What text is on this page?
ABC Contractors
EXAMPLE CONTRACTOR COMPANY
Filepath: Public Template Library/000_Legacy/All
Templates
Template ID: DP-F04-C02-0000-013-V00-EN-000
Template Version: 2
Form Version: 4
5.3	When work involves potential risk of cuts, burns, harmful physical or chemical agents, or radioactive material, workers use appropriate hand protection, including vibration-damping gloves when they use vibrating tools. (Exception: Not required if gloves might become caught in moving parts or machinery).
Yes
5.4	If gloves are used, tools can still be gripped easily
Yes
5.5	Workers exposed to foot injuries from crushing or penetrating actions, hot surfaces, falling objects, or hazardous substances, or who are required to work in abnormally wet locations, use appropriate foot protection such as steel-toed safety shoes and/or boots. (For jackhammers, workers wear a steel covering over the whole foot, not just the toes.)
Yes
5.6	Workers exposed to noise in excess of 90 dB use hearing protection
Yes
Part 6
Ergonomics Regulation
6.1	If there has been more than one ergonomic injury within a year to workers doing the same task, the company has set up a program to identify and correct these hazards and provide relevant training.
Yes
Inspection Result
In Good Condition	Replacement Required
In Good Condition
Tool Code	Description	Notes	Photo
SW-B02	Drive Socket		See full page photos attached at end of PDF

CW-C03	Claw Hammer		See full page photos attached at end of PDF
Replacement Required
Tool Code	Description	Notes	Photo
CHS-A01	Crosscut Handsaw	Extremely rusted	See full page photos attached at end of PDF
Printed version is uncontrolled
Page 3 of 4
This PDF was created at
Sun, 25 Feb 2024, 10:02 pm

> [WHAT IS EXPECTED] Can you restate every record above word for word?

> [RESULT OF THE TASK]
What text is on this page?
ABC Contractors
EXAMPLE CONTRACTOR COMPANY
Filepath: Public Template Library/000_Legacy/All
Templates
Template ID: DP-F04-C02-0000-013-V00-EN-000
Template Version: 2
Form Version: 4
5.3	When work involves potential risk of cuts, burns, harmful physical or chemical agents, or radioactive material, workers use appropriate hand protection, including vibration-damping gloves when they use vibrating tools. (Exception: Not required if gloves might become caught in moving parts or machinery).
Yes
5.4	If gloves are used, tools can still be gripped easily
Yes
5.5	Workers exposed to foot injuries from crushing or penetrating actions, hot surfaces, falling objects, or hazardous substances, or who are required to work in abnormally wet locations, use appropriate foot protection such as steel-toed safety shoes and/or boots. (For jackhammers, workers wear a steel covering over the whole foot, not just the toes.)
Yes
5.6	Workers exposed to noise in excess of 90 dB use hearing protection
Yes
Part 6
Ergonomics Regulation
6.1	If there has been more than one ergonomic injury within a year to workers doing the same task, the company has set up a program to identify and correct these hazards and provide relevant training.
Yes
Inspection Result
In Good Condition	Replacement Required
In Good Condition
Tool Code	Description	Notes	Photo
SW-B02	Drive Socket		See full page photos attached at end of PDF

CW-C03	Claw Hammer		See full page photos attached at end of PDF
Replacement Required
Tool Code	Description	Notes	Photo
CHS-A01	Crosscut Handsaw	Extremely rusted	See full page photos attached at end of PDF
Printed version is uncontrolled
Page 3 of 4
This PDF was created at
Sun, 25 Feb 2024, 10:02 pm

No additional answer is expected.